— PAGE EXCERPT —
Finally, we create both ACCs. The first ACCs picks the 0-th row of \(\afef,\afeg\) and places it in the zero domain:

      // Create the linear ACC
      long[] afeidxZero = {0};
      task.appendacc(zeroDom,    // Domain index
                     afeidxZero, // Indices of AFE rows
                     null);      // Ignored

The second ACC picks rows \(1,2,3\) in \(\afef,\afeg\) and places them in the quadratic cone domain:

      // Create the quadratic ACC
      long[] afeidxQuad = {1, 2, 3};
      task.appendacc(quadDom,    // Domain index
                     afeidxQuad, // Indices of AFE rows
                     null);      // Ignored

The completes the construction and we can solve the problem like before:

Listing 6.3 Full code of example ACC2. Click here to download.
package com.mosek.example;

import mosek.*;

public class acc2 {
  /* Data dimensions */
  static final int n = 3;
  static final int k = 2;

  public static void main (String[] args) throws java.lang.Exception {
    // Since the value infinity is never used, we define
    // 'infinity' symbolic purposes only
    double infinity = 0;
    int i,j;
    long quadDom, zeroDom;

    // create a task object
    try (Task task = new Task()) {
      // Directs the log task stream to the user specified
      // method task_msg_obj.stream
      task.set_Stream(
        mosek.streamtype.log,
        new mosek.Stream()

— SUPPLIED MATERIAL —

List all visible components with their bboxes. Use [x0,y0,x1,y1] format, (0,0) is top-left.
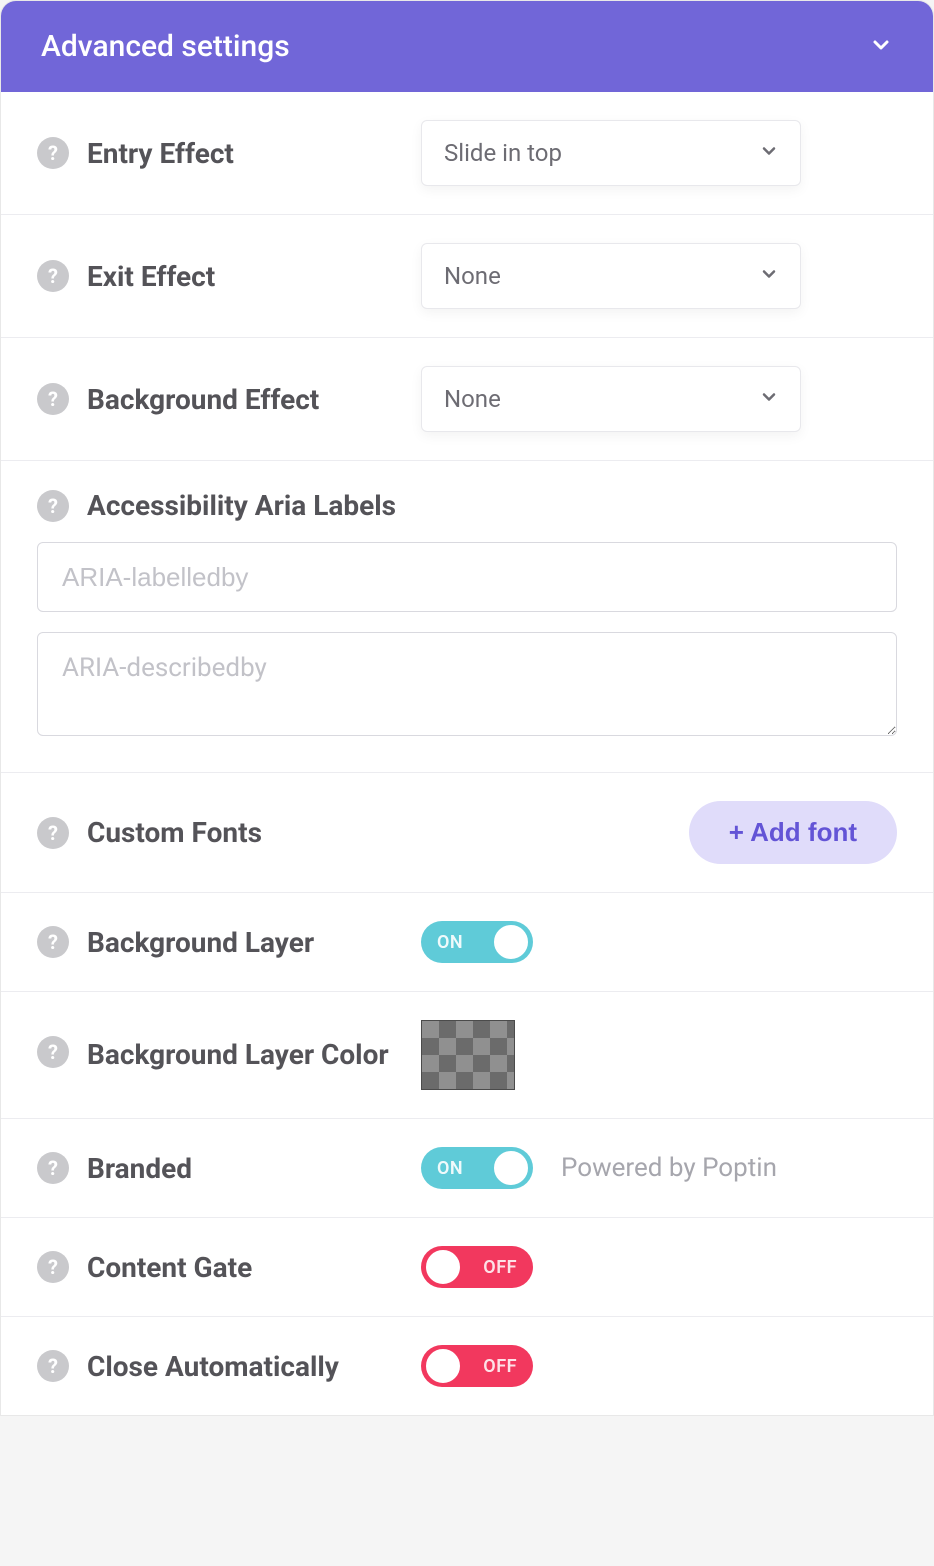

— DIRECTIVE 1 —
In the ACC excerpt, what are the answers to these three questions?
(a) Which row of the AFE is placed in the zero domain?
(b) Which rows are placed in the quadratic cone domain?
(c) What value is given to the constant n?
— DIRECTIVE 2 —
Reproduce verbatim the passage of the ACC excerpt that runs from "The second ACC" up to and including "here to download.".
— DIRECTIVE 3 —
In the ACC excerpt, which variables does the main method declare before it calls task.set_Stream?

— TASK RESULT 1 —
(a) The 0-th row.
(b) Rows 1, 2 and 3.
(c) 3.

— TASK RESULT 2 —
The second ACC picks rows \(1,2,3\) in \(\afef,\afeg\) and places them in the quadratic cone domain:

      // Create the quadratic ACC
      long[] afeidxQuad = {1, 2, 3};
      task.appendacc(quadDom,    // Domain index
                     afeidxQuad, // Indices of AFE rows
                     null);      // Ignored

The completes the construction and we can solve the problem like before:

Listing 6.3 Full code of example ACC2. Click here to download.

— TASK RESULT 3 —
infinity, i, j, quadDom, zeroDom, task